#### Records for the exercise

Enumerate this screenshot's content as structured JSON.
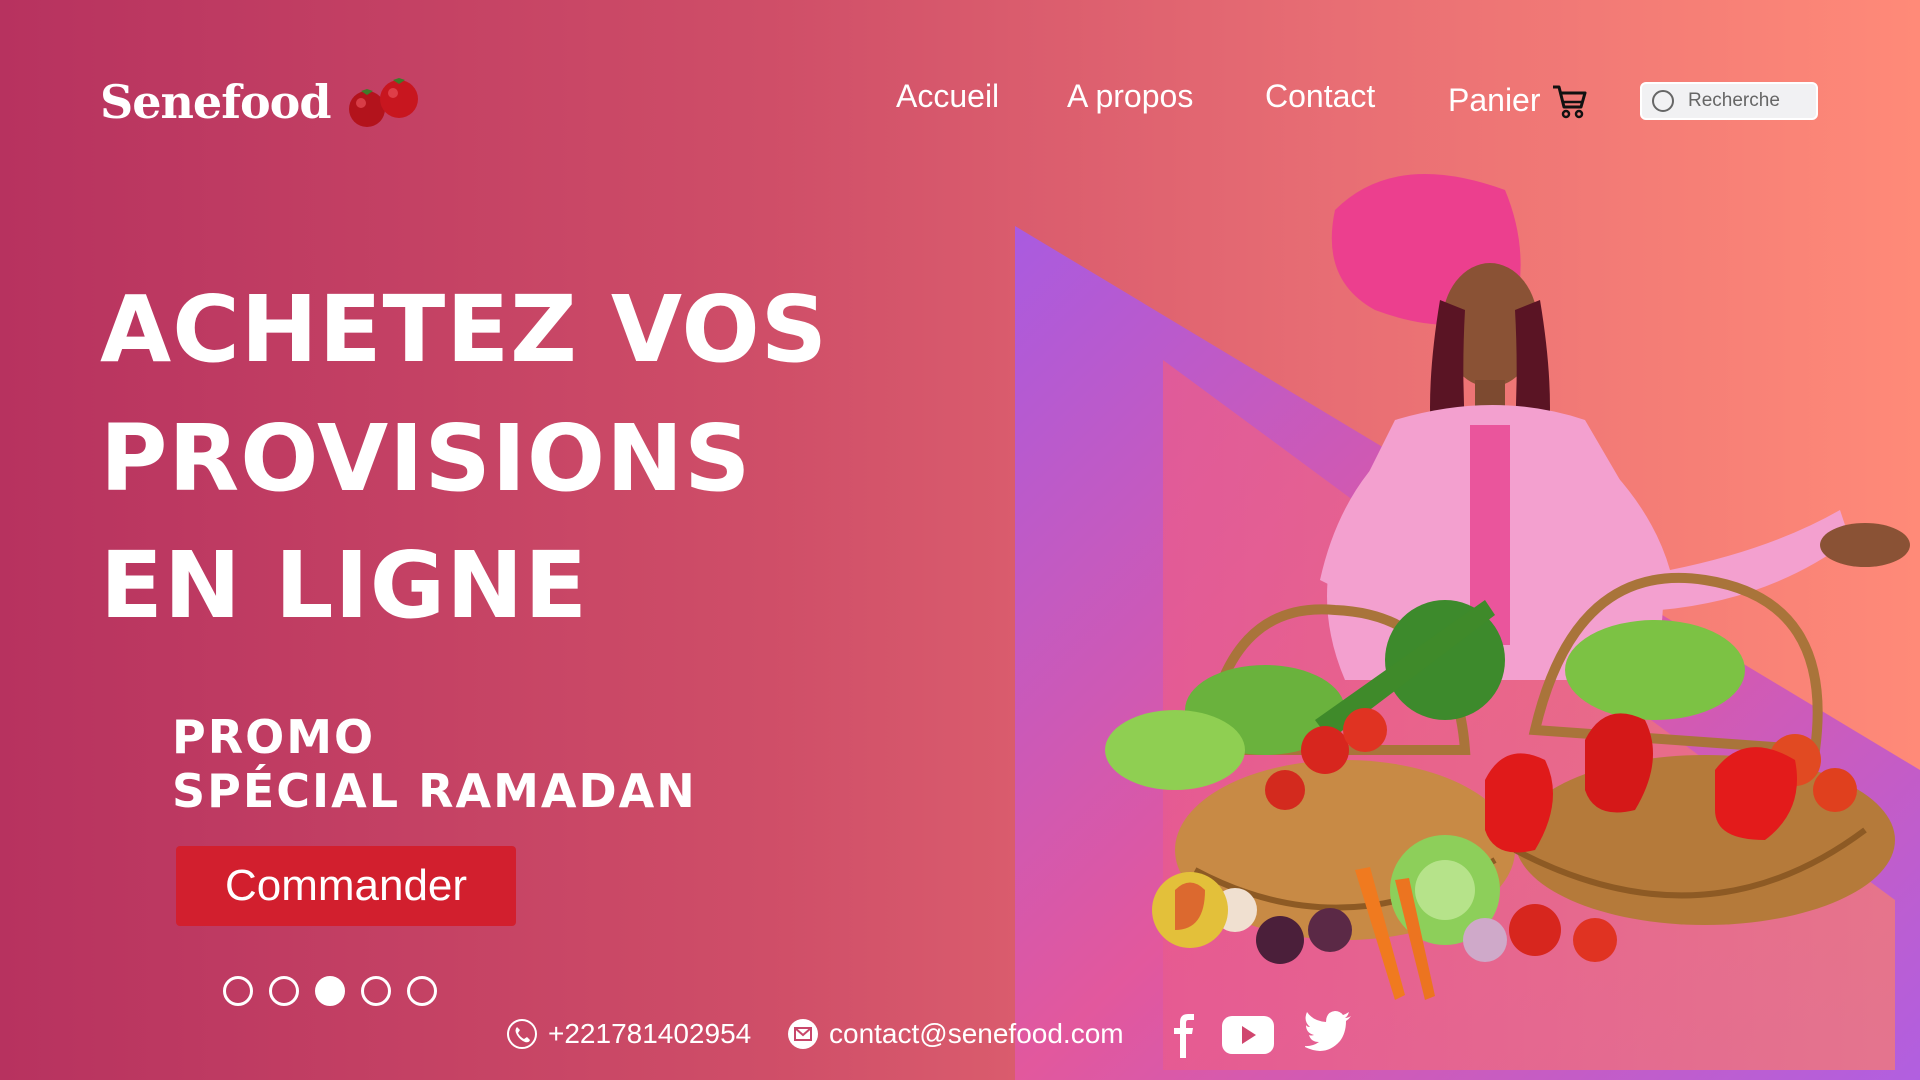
{
  "brand": {
    "name": "Senefood",
    "icon": "tomato-icon"
  },
  "nav": {
    "items": [
      {
        "label": "Accueil"
      },
      {
        "label": "A propos"
      },
      {
        "label": "Contact"
      },
      {
        "label": "Panier",
        "icon": "cart-icon"
      }
    ]
  },
  "search": {
    "placeholder": "Recherche",
    "value": ""
  },
  "hero": {
    "lines": [
      "ACHETEZ VOS",
      "PROVISIONS",
      "EN LIGNE"
    ],
    "promo_lines": [
      "PROMO",
      "SPÉCIAL RAMADAN"
    ],
    "cta_label": "Commander"
  },
  "carousel": {
    "count": 5,
    "active_index": 3
  },
  "footer": {
    "phone": "+221781402954",
    "email": "contact@senefood.com",
    "socials": [
      "facebook-icon",
      "youtube-icon",
      "twitter-icon"
    ]
  },
  "colors": {
    "background_start": "#b7325f",
    "background_end": "#ff8a78",
    "button": "#d21f2e",
    "triangle": "#b464dc",
    "text": "#ffffff"
  }
}
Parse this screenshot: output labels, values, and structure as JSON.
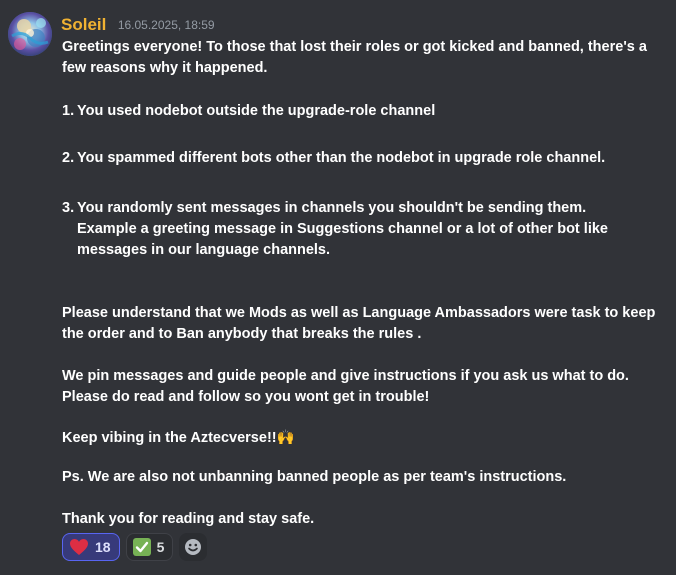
{
  "message": {
    "author": "Soleil",
    "timestamp": "16.05.2025, 18:59",
    "intro": " Greetings everyone!  To those that lost their roles or got kicked and banned, there's a few reasons why it happened.",
    "reasons": [
      {
        "number": "1.",
        "text": "You used nodebot outside the upgrade-role channel"
      },
      {
        "number": "2.",
        "text": "You spammed different bots other than the nodebot in upgrade role channel."
      },
      {
        "number": "3.",
        "text": "You randomly sent messages in channels you shouldn't be sending them. Example a greeting message in Suggestions channel or a lot of other bot like messages in our language channels."
      }
    ],
    "para_understand": "Please understand that we Mods as well as Language Ambassadors were task to keep the order and to Ban anybody that breaks the rules .",
    "para_pin": "We pin messages and guide people and give instructions if you ask us what to do. Please do read and follow so you wont get in trouble!",
    "para_vibing": "Keep vibing in the Aztecverse!!",
    "vibing_emoji": "🙌",
    "para_ps": "Ps. We are also not unbanning banned people as per team's instructions.",
    "para_thanks": "Thank you for reading and stay safe."
  },
  "reactions": [
    {
      "emoji": "heart-icon",
      "count": "18",
      "active": true,
      "color": "#dd2e44"
    },
    {
      "emoji": "check-mark-icon",
      "count": "5",
      "active": false,
      "color": "#77b255"
    }
  ],
  "add_reaction": {
    "icon": "smiley-add-icon"
  },
  "colors": {
    "background": "#313338",
    "username": "#f0b232",
    "timestamp": "#949ba4",
    "text": "#ffffff",
    "reaction_active_bg": "#373a7a",
    "reaction_active_border": "#5865f2"
  }
}
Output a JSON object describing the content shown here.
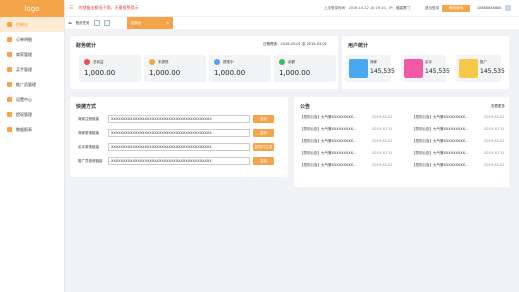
{
  "sidebar": {
    "logo": "logo",
    "items": [
      {
        "label": "控制台"
      },
      {
        "label": "订单明细"
      },
      {
        "label": "商家管理"
      },
      {
        "label": "买手管理"
      },
      {
        "label": "推广员管理"
      },
      {
        "label": "设置中心"
      },
      {
        "label": "提现管理"
      },
      {
        "label": "数据报表"
      }
    ]
  },
  "topbar": {
    "alert": "的储备金额低于哦，无需报警提示",
    "time": "上次登录时间：2019-10-12 10:19:10，IP：福建厦门",
    "link": "退出登录",
    "button": "修改密码",
    "phone": "18888888888"
  },
  "tabbar": {
    "first": "首页任务",
    "active": "控制台"
  },
  "finance": {
    "title": "财务统计",
    "date_range": "日期筛选：2019-03-01 至 2019-03-01",
    "stats": [
      {
        "label": "总收益",
        "value": "1,000.00",
        "color": "#f14c4c"
      },
      {
        "label": "未提现",
        "value": "1,000.00",
        "color": "#f6a44a"
      },
      {
        "label": "提现中",
        "value": "1,000.00",
        "color": "#5b9ef4"
      },
      {
        "label": "余额",
        "value": "1,000.00",
        "color": "#3fbb5a"
      }
    ]
  },
  "users": {
    "title": "用户统计",
    "stats": [
      {
        "label": "商家",
        "value": "145,535",
        "color": "#4aa8f0"
      },
      {
        "label": "买手",
        "value": "145,535",
        "color": "#f35aa6"
      },
      {
        "label": "推广",
        "value": "145,535",
        "color": "#f5c84a"
      }
    ]
  },
  "quick": {
    "title": "快捷方式",
    "rows": [
      {
        "label": "商家注册链接",
        "value": "XXXXXXXXXXXXXXXXXXXXXXXXXXXXXXXXXXXXXXXXXX",
        "btn": "复制"
      },
      {
        "label": "商家邀请链接",
        "value": "XXXXXXXXXXXXXXXXXXXXXXXXXXXXXXXXXXXXXXXXXX",
        "btn": "复制"
      },
      {
        "label": "买手邀请链接",
        "value": "XXXXXXXXXXXXXXXXXXXXXXXXXXXXXXXXXXXXXXXXXX",
        "btn": "复制并生成"
      },
      {
        "label": "推广员邀请链接",
        "value": "XXXXXXXXXXXXXXXXXXXXXXXXXXXXXXXXXXXXXXXXXX",
        "btn": "复制"
      }
    ]
  },
  "announce": {
    "title": "公告",
    "more": "查看更多",
    "items": [
      {
        "text": "【您的公告】大气第XXXXXXXXX…",
        "date": "2019-10-31"
      },
      {
        "text": "【您的公告】大气第XXXXXXXXX…",
        "date": "2019-10-31"
      },
      {
        "text": "【您的公告】大气第XXXXXXXXX…",
        "date": "2019-10-31"
      },
      {
        "text": "【您的公告】大气第XXXXXXXXX…",
        "date": "2019-10-31"
      },
      {
        "text": "【您的公告】大气第XXXXXXXXX…",
        "date": "2019-10-31"
      },
      {
        "text": "【您的公告】大气第XXXXXXXXX…",
        "date": "2019-10-31"
      },
      {
        "text": "【您的公告】大气第XXXXXXXXX…",
        "date": "2019-10-31"
      },
      {
        "text": "【您的公告】大气第XXXXXXXXX…",
        "date": "2019-10-31"
      },
      {
        "text": "【您的公告】大气第XXXXXXXXX…",
        "date": "2019-10-31"
      },
      {
        "text": "【您的公告】大气第XXXXXXXXX…",
        "date": "2019-10-31"
      }
    ]
  }
}
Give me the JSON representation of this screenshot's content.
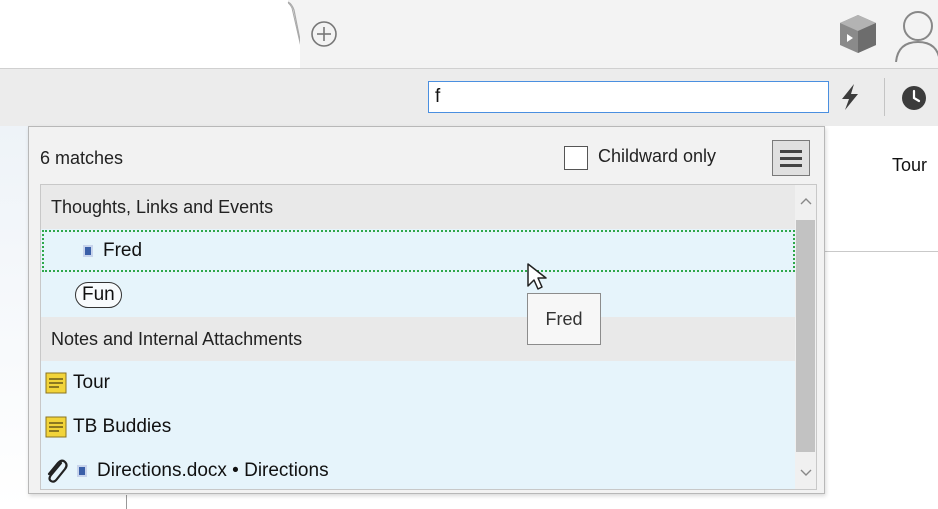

########

- Description of the task: Copy out each record shown above without alteration, skipping any picture.

- Solution to the exercise:
Enumerate this screenshot's content as structured JSON.
{
  "brand": {
    "name": "Senefood",
    "icon": "tomato-icon"
  },
  "nav": {
    "items": [
      {
        "label": "Accueil"
      },
      {
        "label": "A propos"
      },
      {
        "label": "Contact"
      },
      {
        "label": "Panier",
        "icon": "cart-icon"
      }
    ]
  },
  "search": {
    "placeholder": "Recherche",
    "value": ""
  },
  "hero": {
    "lines": [
      "ACHETEZ VOS",
      "PROVISIONS",
      "EN LIGNE"
    ],
    "promo_lines": [
      "PROMO",
      "SPÉCIAL RAMADAN"
    ],
    "cta_label": "Commander"
  },
  "carousel": {
    "count": 5,
    "active_index": 3
  },
  "footer": {
    "phone": "+221781402954",
    "email": "contact@senefood.com",
    "socials": [
      "facebook-icon",
      "youtube-icon",
      "twitter-icon"
    ]
  },
  "colors": {
    "background_start": "#b7325f",
    "background_end": "#ff8a78",
    "button": "#d21f2e",
    "triangle": "#b464dc",
    "text": "#ffffff"
  }
}
Parse this screenshot: output labels, values, and structure as JSON.
{
  "message": {
    "author": "Soleil",
    "timestamp": "16.05.2025, 18:59",
    "intro": " Greetings everyone!  To those that lost their roles or got kicked and banned, there's a few reasons why it happened.",
    "reasons": [
      {
        "number": "1.",
        "text": "You used nodebot outside the upgrade-role channel"
      },
      {
        "number": "2.",
        "text": "You spammed different bots other than the nodebot in upgrade role channel."
      },
      {
        "number": "3.",
        "text": "You randomly sent messages in channels you shouldn't be sending them. Example a greeting message in Suggestions channel or a lot of other bot like messages in our language channels."
      }
    ],
    "para_understand": "Please understand that we Mods as well as Language Ambassadors were task to keep the order and to Ban anybody that breaks the rules .",
    "para_pin": "We pin messages and guide people and give instructions if you ask us what to do. Please do read and follow so you wont get in trouble!",
    "para_vibing": "Keep vibing in the Aztecverse!!",
    "vibing_emoji": "🙌",
    "para_ps": "Ps. We are also not unbanning banned people as per team's instructions.",
    "para_thanks": "Thank you for reading and stay safe."
  },
  "reactions": [
    {
      "emoji": "heart-icon",
      "count": "18",
      "active": true,
      "color": "#dd2e44"
    },
    {
      "emoji": "check-mark-icon",
      "count": "5",
      "active": false,
      "color": "#77b255"
    }
  ],
  "add_reaction": {
    "icon": "smiley-add-icon"
  },
  "colors": {
    "background": "#313338",
    "username": "#f0b232",
    "timestamp": "#949ba4",
    "text": "#ffffff",
    "reaction_active_bg": "#373a7a",
    "reaction_active_border": "#5865f2"
  }
}
Output a JSON object describing the content shown here.
{
  "sidebar": {
    "logo": "logo",
    "items": [
      {
        "label": "控制台"
      },
      {
        "label": "订单明细"
      },
      {
        "label": "商家管理"
      },
      {
        "label": "买手管理"
      },
      {
        "label": "推广员管理"
      },
      {
        "label": "设置中心"
      },
      {
        "label": "提现管理"
      },
      {
        "label": "数据报表"
      }
    ]
  },
  "topbar": {
    "alert": "的储备金额低于哦，无需报警提示",
    "time": "上次登录时间：2019-10-12 10:19:10，IP：福建厦门",
    "link": "退出登录",
    "button": "修改密码",
    "phone": "18888888888"
  },
  "tabbar": {
    "first": "首页任务",
    "active": "控制台"
  },
  "finance": {
    "title": "财务统计",
    "date_range": "日期筛选：2019-03-01 至 2019-03-01",
    "stats": [
      {
        "label": "总收益",
        "value": "1,000.00",
        "color": "#f14c4c"
      },
      {
        "label": "未提现",
        "value": "1,000.00",
        "color": "#f6a44a"
      },
      {
        "label": "提现中",
        "value": "1,000.00",
        "color": "#5b9ef4"
      },
      {
        "label": "余额",
        "value": "1,000.00",
        "color": "#3fbb5a"
      }
    ]
  },
  "users": {
    "title": "用户统计",
    "stats": [
      {
        "label": "商家",
        "value": "145,535",
        "color": "#4aa8f0"
      },
      {
        "label": "买手",
        "value": "145,535",
        "color": "#f35aa6"
      },
      {
        "label": "推广",
        "value": "145,535",
        "color": "#f5c84a"
      }
    ]
  },
  "quick": {
    "title": "快捷方式",
    "rows": [
      {
        "label": "商家注册链接",
        "value": "XXXXXXXXXXXXXXXXXXXXXXXXXXXXXXXXXXXXXXXXXX",
        "btn": "复制"
      },
      {
        "label": "商家邀请链接",
        "value": "XXXXXXXXXXXXXXXXXXXXXXXXXXXXXXXXXXXXXXXXXX",
        "btn": "复制"
      },
      {
        "label": "买手邀请链接",
        "value": "XXXXXXXXXXXXXXXXXXXXXXXXXXXXXXXXXXXXXXXXXX",
        "btn": "复制并生成"
      },
      {
        "label": "推广员邀请链接",
        "value": "XXXXXXXXXXXXXXXXXXXXXXXXXXXXXXXXXXXXXXXXXX",
        "btn": "复制"
      }
    ]
  },
  "announce": {
    "title": "公告",
    "more": "查看更多",
    "items": [
      {
        "text": "【您的公告】大气第XXXXXXXXX…",
        "date": "2019-10-31"
      },
      {
        "text": "【您的公告】大气第XXXXXXXXX…",
        "date": "2019-10-31"
      },
      {
        "text": "【您的公告】大气第XXXXXXXXX…",
        "date": "2019-10-31"
      },
      {
        "text": "【您的公告】大气第XXXXXXXXX…",
        "date": "2019-10-31"
      },
      {
        "text": "【您的公告】大气第XXXXXXXXX…",
        "date": "2019-10-31"
      },
      {
        "text": "【您的公告】大气第XXXXXXXXX…",
        "date": "2019-10-31"
      },
      {
        "text": "【您的公告】大气第XXXXXXXXX…",
        "date": "2019-10-31"
      },
      {
        "text": "【您的公告】大气第XXXXXXXXX…",
        "date": "2019-10-31"
      },
      {
        "text": "【您的公告】大气第XXXXXXXXX…",
        "date": "2019-10-31"
      },
      {
        "text": "【您的公告】大气第XXXXXXXXX…",
        "date": "2019-10-31"
      }
    ]
  }
}
Give me the JSON representation of this screenshot's content.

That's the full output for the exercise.